Where in the records does the word "enrollment" appear? Copy each line that holds it.

[Data entries for graphics]
=====
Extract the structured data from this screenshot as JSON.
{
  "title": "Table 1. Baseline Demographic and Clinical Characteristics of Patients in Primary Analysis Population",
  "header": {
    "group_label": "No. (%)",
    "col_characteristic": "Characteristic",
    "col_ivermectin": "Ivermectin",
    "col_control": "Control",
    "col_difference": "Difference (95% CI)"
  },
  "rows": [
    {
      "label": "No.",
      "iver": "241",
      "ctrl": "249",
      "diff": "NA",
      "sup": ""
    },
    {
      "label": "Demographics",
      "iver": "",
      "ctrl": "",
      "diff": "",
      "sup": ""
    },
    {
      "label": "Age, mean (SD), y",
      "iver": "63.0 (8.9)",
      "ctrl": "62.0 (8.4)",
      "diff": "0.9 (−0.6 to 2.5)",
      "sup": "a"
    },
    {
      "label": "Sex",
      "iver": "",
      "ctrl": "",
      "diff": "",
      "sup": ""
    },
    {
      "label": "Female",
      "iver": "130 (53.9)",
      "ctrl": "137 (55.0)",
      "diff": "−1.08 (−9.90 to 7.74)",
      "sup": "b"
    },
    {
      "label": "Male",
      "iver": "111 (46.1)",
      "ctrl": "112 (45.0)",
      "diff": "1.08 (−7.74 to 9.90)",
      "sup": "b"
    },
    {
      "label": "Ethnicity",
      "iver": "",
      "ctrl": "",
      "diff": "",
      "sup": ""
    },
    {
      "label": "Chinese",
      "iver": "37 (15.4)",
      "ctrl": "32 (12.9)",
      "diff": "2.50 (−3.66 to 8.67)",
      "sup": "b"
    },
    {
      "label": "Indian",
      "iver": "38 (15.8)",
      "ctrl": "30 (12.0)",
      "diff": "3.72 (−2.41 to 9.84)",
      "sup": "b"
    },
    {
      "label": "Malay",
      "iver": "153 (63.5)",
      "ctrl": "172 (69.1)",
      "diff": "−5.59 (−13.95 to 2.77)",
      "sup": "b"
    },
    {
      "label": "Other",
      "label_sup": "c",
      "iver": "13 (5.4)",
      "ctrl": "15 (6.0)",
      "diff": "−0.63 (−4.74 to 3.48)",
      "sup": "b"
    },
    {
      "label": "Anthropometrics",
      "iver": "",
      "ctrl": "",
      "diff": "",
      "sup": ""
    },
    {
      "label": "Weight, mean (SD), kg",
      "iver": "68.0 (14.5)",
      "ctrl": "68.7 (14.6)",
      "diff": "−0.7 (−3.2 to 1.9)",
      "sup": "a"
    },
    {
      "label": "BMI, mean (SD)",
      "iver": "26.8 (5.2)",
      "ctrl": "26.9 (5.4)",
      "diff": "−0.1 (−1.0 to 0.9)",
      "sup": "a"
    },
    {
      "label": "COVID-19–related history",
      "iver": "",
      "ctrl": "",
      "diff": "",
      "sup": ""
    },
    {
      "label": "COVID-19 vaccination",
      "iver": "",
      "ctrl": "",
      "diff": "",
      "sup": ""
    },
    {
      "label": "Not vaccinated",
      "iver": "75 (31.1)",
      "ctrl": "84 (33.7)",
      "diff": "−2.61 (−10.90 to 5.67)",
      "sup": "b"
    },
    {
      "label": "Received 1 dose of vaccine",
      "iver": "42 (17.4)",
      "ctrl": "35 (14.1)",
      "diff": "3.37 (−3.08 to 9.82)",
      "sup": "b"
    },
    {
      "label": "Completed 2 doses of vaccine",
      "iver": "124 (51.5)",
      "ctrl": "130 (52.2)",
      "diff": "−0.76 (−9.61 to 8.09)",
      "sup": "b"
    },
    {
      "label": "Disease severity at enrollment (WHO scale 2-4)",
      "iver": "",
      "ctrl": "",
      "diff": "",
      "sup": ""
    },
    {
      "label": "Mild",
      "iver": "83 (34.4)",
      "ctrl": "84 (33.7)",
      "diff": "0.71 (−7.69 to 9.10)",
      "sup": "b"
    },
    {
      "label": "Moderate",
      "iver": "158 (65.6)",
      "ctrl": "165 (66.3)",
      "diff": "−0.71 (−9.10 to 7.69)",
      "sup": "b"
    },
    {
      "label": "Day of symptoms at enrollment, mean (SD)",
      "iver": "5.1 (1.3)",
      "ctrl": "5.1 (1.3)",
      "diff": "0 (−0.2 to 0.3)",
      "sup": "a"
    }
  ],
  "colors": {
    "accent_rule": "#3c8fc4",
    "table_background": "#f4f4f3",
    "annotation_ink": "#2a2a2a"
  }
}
=====
*RESPONSE TO THE TASK:*
      "label": "Disease severity at enrollment (WHO scale 2-4)",
      "label": "Day of symptoms at enrollment, mean (SD)",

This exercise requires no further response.